Items from a data source
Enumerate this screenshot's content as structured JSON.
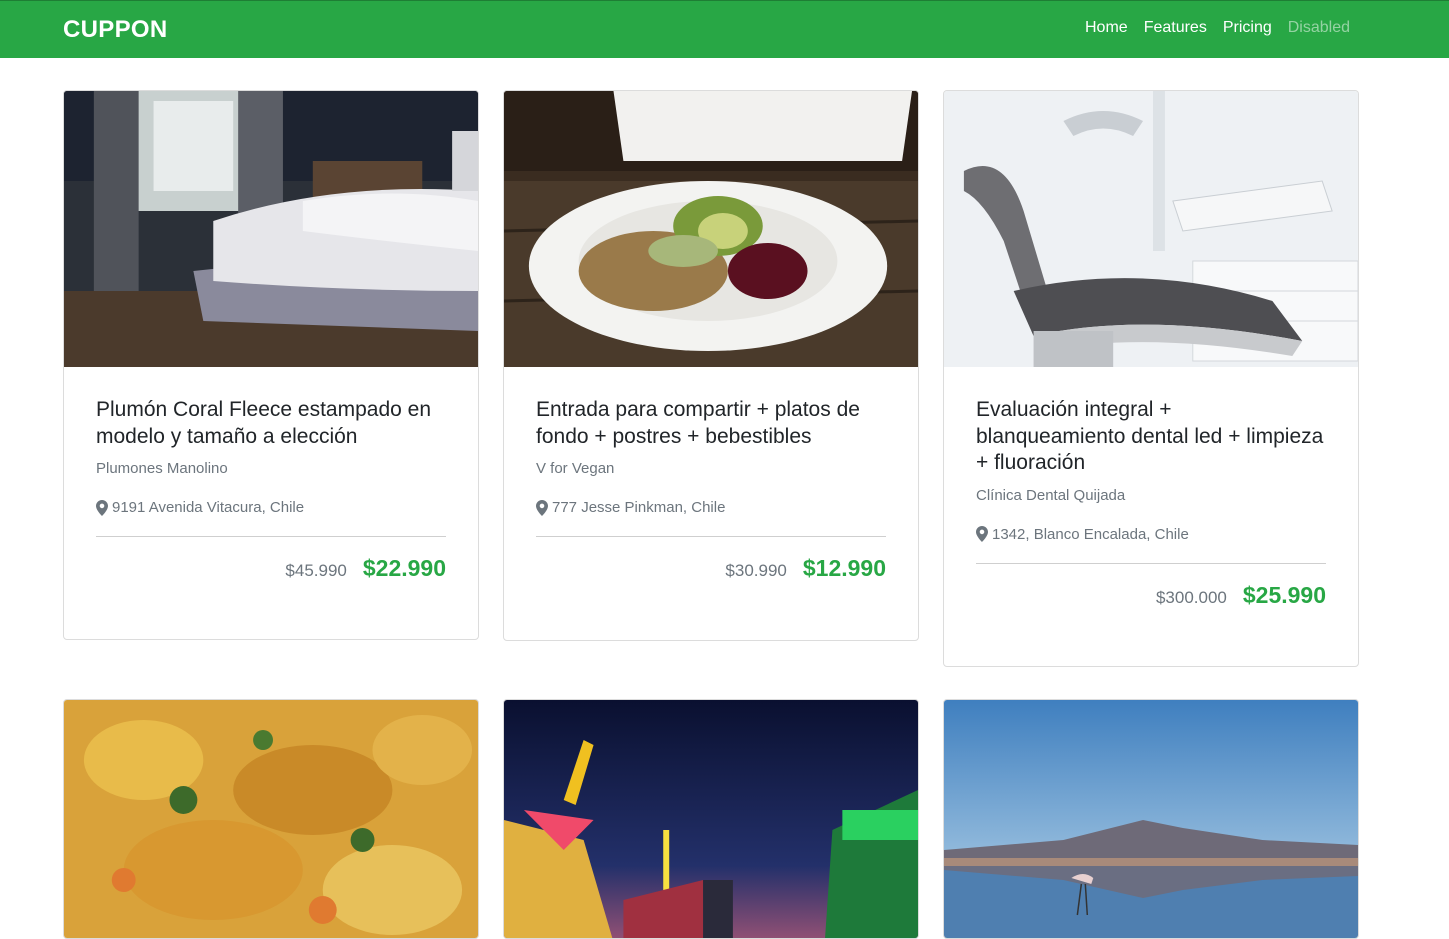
{
  "navbar": {
    "brand": "CUPPON",
    "links": [
      {
        "label": "Home"
      },
      {
        "label": "Features"
      },
      {
        "label": "Pricing"
      },
      {
        "label": "Disabled"
      }
    ]
  },
  "cards": [
    {
      "title": "Plumón Coral Fleece estampado en modelo y tamaño a elección",
      "merchant": "Plumones Manolino",
      "location": "9191 Avenida Vitacura, Chile",
      "old_price": "$45.990",
      "new_price": "$22.990",
      "image": "bedroom-photo"
    },
    {
      "title": "Entrada para compartir + platos de fondo + postres + bebestibles",
      "merchant": "V for Vegan",
      "location": "777 Jesse Pinkman, Chile",
      "old_price": "$30.990",
      "new_price": "$12.990",
      "image": "vegan-dish-photo"
    },
    {
      "title": "Evaluación integral + blanqueamiento dental led + limpieza + fluoración",
      "merchant": "Clínica Dental Quijada",
      "location": "1342, Blanco Encalada, Chile",
      "old_price": "$300.000",
      "new_price": "$25.990",
      "image": "dental-chair-photo"
    },
    {
      "image": "stew-photo"
    },
    {
      "image": "fairground-night-photo"
    },
    {
      "image": "flamingo-lake-photo"
    }
  ],
  "colors": {
    "brand_green": "#28a745",
    "muted_text": "#6c757d"
  },
  "icons": {
    "location": "map-marker-icon"
  }
}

* Given instruction: Copy every line in the records above that contains the word "location".

* Response:
      "location": "9191 Avenida Vitacura, Chile",
      "location": "777 Jesse Pinkman, Chile",
      "location": "1342, Blanco Encalada, Chile",
    "location": "map-marker-icon"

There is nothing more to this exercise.